* SET PROBLEM: Look through the records that follow. Copy every line containing the word "NetMos".

[Stored data]
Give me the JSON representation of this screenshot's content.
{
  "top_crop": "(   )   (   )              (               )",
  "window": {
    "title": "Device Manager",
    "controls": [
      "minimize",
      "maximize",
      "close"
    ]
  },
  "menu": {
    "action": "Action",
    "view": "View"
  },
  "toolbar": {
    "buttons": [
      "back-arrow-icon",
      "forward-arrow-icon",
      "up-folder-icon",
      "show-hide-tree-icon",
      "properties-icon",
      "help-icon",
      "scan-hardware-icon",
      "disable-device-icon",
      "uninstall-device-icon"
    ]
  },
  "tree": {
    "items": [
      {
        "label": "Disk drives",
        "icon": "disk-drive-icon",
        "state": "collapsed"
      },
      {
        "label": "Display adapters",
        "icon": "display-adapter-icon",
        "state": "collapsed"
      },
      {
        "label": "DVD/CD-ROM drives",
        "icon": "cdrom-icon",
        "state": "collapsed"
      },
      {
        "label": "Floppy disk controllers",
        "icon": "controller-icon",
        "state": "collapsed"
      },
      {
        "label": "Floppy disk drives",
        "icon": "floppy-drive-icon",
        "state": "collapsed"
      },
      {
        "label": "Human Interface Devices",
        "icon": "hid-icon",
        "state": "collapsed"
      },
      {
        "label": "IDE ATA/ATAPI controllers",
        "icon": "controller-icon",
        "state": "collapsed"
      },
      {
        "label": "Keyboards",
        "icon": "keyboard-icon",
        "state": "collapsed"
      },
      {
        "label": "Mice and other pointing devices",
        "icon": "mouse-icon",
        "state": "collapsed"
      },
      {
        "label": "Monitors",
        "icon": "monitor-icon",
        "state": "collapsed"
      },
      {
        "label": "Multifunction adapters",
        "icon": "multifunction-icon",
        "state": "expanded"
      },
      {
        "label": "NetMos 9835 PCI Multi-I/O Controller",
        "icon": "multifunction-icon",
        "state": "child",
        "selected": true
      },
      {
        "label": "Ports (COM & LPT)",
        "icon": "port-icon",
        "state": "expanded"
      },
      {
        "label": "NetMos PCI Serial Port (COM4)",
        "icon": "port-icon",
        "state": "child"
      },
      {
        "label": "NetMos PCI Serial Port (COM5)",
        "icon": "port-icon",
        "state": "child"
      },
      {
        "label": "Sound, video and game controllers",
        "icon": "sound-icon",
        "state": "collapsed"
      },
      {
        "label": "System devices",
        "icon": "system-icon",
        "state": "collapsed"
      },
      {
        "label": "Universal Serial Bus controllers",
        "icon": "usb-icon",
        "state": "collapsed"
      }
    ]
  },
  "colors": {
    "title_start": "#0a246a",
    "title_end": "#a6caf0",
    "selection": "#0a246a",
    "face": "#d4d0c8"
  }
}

* OUTPUT FOR THIS TASK:
        "label": "NetMos 9835 PCI Multi-I/O Controller",
        "label": "NetMos PCI Serial Port (COM4)",
        "label": "NetMos PCI Serial Port (COM5)",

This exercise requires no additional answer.